═════ Dataset

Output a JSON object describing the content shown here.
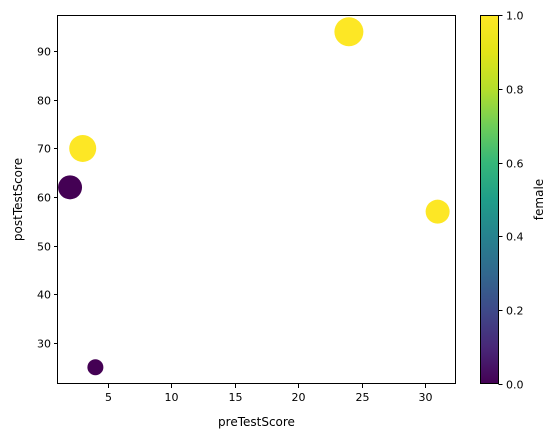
{
  "chart_data": {
    "type": "scatter",
    "title": "",
    "xlabel": "preTestScore",
    "ylabel": "postTestScore",
    "xlim": [
      1.05,
      32.45
    ],
    "ylim": [
      21.55,
      97.45
    ],
    "xticks": [
      5,
      10,
      15,
      20,
      25,
      30
    ],
    "yticks": [
      30,
      40,
      50,
      60,
      70,
      80,
      90
    ],
    "grid": false,
    "points": [
      {
        "x": 4,
        "y": 25,
        "female": 0,
        "size": "small"
      },
      {
        "x": 24,
        "y": 94,
        "female": 1,
        "size": "large"
      },
      {
        "x": 31,
        "y": 57,
        "female": 1,
        "size": "medium"
      },
      {
        "x": 2,
        "y": 62,
        "female": 0,
        "size": "medium"
      },
      {
        "x": 3,
        "y": 70,
        "female": 1,
        "size": "medium-large"
      }
    ],
    "colorbar": {
      "label": "female",
      "colormap": "viridis",
      "range": [
        0.0,
        1.0
      ],
      "ticks": [
        "0.0",
        "0.2",
        "0.4",
        "0.6",
        "0.8",
        "1.0"
      ]
    },
    "colors": {
      "low": "#440154",
      "high": "#fde725"
    }
  }
}
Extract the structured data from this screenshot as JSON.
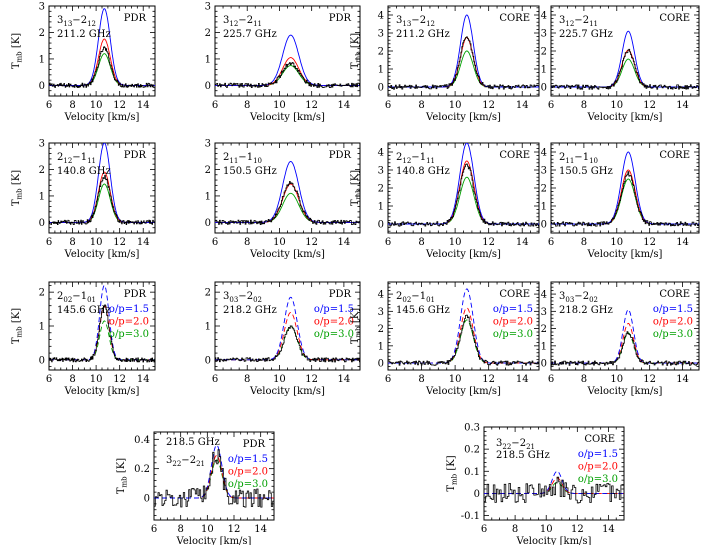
{
  "chart_data": {
    "type": "line",
    "x_label": "Velocity [km/s]",
    "y_label": "T",
    "y_label_sub": "mb",
    "y_label_unit": "[K]",
    "xlim": [
      6,
      15
    ],
    "x_ticks": [
      6,
      8,
      10,
      12,
      14
    ],
    "line_center_kms": 10.7,
    "colors": {
      "observed": "#000000",
      "op_1_5": "#0000ff",
      "op_2_0": "#ff0000",
      "op_3_0": "#00a000"
    },
    "legend_labels": [
      "o/p=1.5",
      "o/p=2.0",
      "o/p=3.0"
    ],
    "panels": [
      {
        "id": "pdr-313",
        "region": "PDR",
        "trans": "3",
        "trans_sub": "13",
        "trans2": "2",
        "trans2_sub": "12",
        "freq": "211.2 GHz",
        "ylim": [
          -0.4,
          3
        ],
        "y_ticks": [
          0,
          1,
          2,
          3
        ],
        "peaks": {
          "observed": 1.4,
          "op_1_5": 2.9,
          "op_2_0": 1.75,
          "op_3_0": 1.2
        },
        "width_kms": 0.5,
        "legend": false
      },
      {
        "id": "pdr-312",
        "region": "PDR",
        "trans": "3",
        "trans_sub": "12",
        "trans2": "2",
        "trans2_sub": "11",
        "freq": "225.7 GHz",
        "ylim": [
          -0.4,
          3
        ],
        "y_ticks": [
          0,
          1,
          2,
          3
        ],
        "peaks": {
          "observed": 0.85,
          "op_1_5": 1.9,
          "op_2_0": 1.05,
          "op_3_0": 0.75
        },
        "width_kms": 0.5,
        "legend": false
      },
      {
        "id": "core-313",
        "region": "CORE",
        "trans": "3",
        "trans_sub": "13",
        "trans2": "2",
        "trans2_sub": "12",
        "freq": "211.2 GHz",
        "ylim": [
          -0.5,
          4.5
        ],
        "y_ticks": [
          0,
          1,
          2,
          3,
          4
        ],
        "peaks": {
          "observed": 2.8,
          "op_1_5": 4.0,
          "op_2_0": 2.75,
          "op_3_0": 2.0
        },
        "width_kms": 0.38,
        "legend": false
      },
      {
        "id": "core-312",
        "region": "CORE",
        "trans": "3",
        "trans_sub": "12",
        "trans2": "2",
        "trans2_sub": "11",
        "freq": "225.7 GHz",
        "ylim": [
          -0.5,
          4.5
        ],
        "y_ticks": [
          0,
          1,
          2,
          3,
          4
        ],
        "peaks": {
          "observed": 2.0,
          "op_1_5": 3.1,
          "op_2_0": 2.05,
          "op_3_0": 1.55
        },
        "width_kms": 0.38,
        "legend": false
      },
      {
        "id": "pdr-212",
        "region": "PDR",
        "trans": "2",
        "trans_sub": "12",
        "trans2": "1",
        "trans2_sub": "11",
        "freq": "140.8 GHz",
        "ylim": [
          -0.4,
          3
        ],
        "y_ticks": [
          0,
          1,
          2,
          3
        ],
        "peaks": {
          "observed": 1.75,
          "op_1_5": 3.0,
          "op_2_0": 1.9,
          "op_3_0": 1.45
        },
        "width_kms": 0.5,
        "legend": false
      },
      {
        "id": "pdr-211",
        "region": "PDR",
        "trans": "2",
        "trans_sub": "11",
        "trans2": "1",
        "trans2_sub": "10",
        "freq": "150.5 GHz",
        "ylim": [
          -0.4,
          3
        ],
        "y_ticks": [
          0,
          1,
          2,
          3
        ],
        "peaks": {
          "observed": 1.5,
          "op_1_5": 2.3,
          "op_2_0": 1.45,
          "op_3_0": 1.1
        },
        "width_kms": 0.5,
        "legend": false
      },
      {
        "id": "core-212",
        "region": "CORE",
        "trans": "2",
        "trans_sub": "12",
        "trans2": "1",
        "trans2_sub": "11",
        "freq": "140.8 GHz",
        "ylim": [
          -0.5,
          4.5
        ],
        "y_ticks": [
          0,
          1,
          2,
          3,
          4
        ],
        "peaks": {
          "observed": 3.3,
          "op_1_5": 4.5,
          "op_2_0": 3.5,
          "op_3_0": 2.6
        },
        "width_kms": 0.42,
        "legend": false
      },
      {
        "id": "core-211",
        "region": "CORE",
        "trans": "2",
        "trans_sub": "11",
        "trans2": "1",
        "trans2_sub": "10",
        "freq": "150.5 GHz",
        "ylim": [
          -0.5,
          4.5
        ],
        "y_ticks": [
          0,
          1,
          2,
          3,
          4
        ],
        "peaks": {
          "observed": 2.8,
          "op_1_5": 4.0,
          "op_2_0": 3.0,
          "op_3_0": 2.5
        },
        "width_kms": 0.42,
        "legend": false
      },
      {
        "id": "pdr-202",
        "region": "PDR",
        "trans": "2",
        "trans_sub": "02",
        "trans2": "1",
        "trans2_sub": "01",
        "freq": "145.6 GHz",
        "ylim": [
          -0.3,
          2.3
        ],
        "y_ticks": [
          0,
          1,
          2
        ],
        "peaks": {
          "observed": 1.6,
          "op_1_5": 2.2,
          "op_2_0": 1.6,
          "op_3_0": 1.15
        },
        "width_kms": 0.4,
        "legend": true
      },
      {
        "id": "pdr-303",
        "region": "PDR",
        "trans": "3",
        "trans_sub": "03",
        "trans2": "2",
        "trans2_sub": "02",
        "freq": "218.2 GHz",
        "ylim": [
          -0.3,
          2.3
        ],
        "y_ticks": [
          0,
          1,
          2
        ],
        "peaks": {
          "observed": 1.0,
          "op_1_5": 1.85,
          "op_2_0": 1.4,
          "op_3_0": 1.0
        },
        "width_kms": 0.4,
        "legend": true
      },
      {
        "id": "core-202",
        "region": "CORE",
        "trans": "2",
        "trans_sub": "02",
        "trans2": "1",
        "trans2_sub": "01",
        "freq": "145.6 GHz",
        "ylim": [
          -0.4,
          4.7
        ],
        "y_ticks": [
          0,
          1,
          2,
          3,
          4
        ],
        "peaks": {
          "observed": 2.7,
          "op_1_5": 4.3,
          "op_2_0": 3.2,
          "op_3_0": 2.5
        },
        "width_kms": 0.38,
        "legend": true
      },
      {
        "id": "core-303",
        "region": "CORE",
        "trans": "3",
        "trans_sub": "03",
        "trans2": "2",
        "trans2_sub": "02",
        "freq": "218.2 GHz",
        "ylim": [
          -0.4,
          4.7
        ],
        "y_ticks": [
          0,
          1,
          2,
          3,
          4
        ],
        "peaks": {
          "observed": 1.8,
          "op_1_5": 3.1,
          "op_2_0": 2.3,
          "op_3_0": 1.75
        },
        "width_kms": 0.32,
        "legend": true
      },
      {
        "id": "pdr-322",
        "region": "PDR",
        "trans": "3",
        "trans_sub": "22",
        "trans2": "2",
        "trans2_sub": "21",
        "freq": "218.5 GHz",
        "ylim": [
          -0.15,
          0.45
        ],
        "y_ticks": [
          0,
          0.2,
          0.4
        ],
        "peaks": {
          "observed": 0.3,
          "op_1_5": 0.36,
          "op_2_0": 0.29,
          "op_3_0": 0.26
        },
        "width_kms": 0.4,
        "legend": true
      },
      {
        "id": "core-322",
        "region": "CORE",
        "trans": "3",
        "trans_sub": "22",
        "trans2": "2",
        "trans2_sub": "21",
        "freq": "218.5 GHz",
        "ylim": [
          -0.12,
          0.3
        ],
        "y_ticks": [
          -0.1,
          0,
          0.1,
          0.2,
          0.3
        ],
        "peaks": {
          "observed": 0.03,
          "op_1_5": 0.1,
          "op_2_0": 0.07,
          "op_3_0": 0.05
        },
        "width_kms": 0.32,
        "legend": true
      }
    ]
  }
}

══════════

Problem statement -
Go through the data and gather every line that holds "JSON".

Answer to the task -
Output a JSON object describing the content shown here.
Extract the structured data from this screenshot as JSON.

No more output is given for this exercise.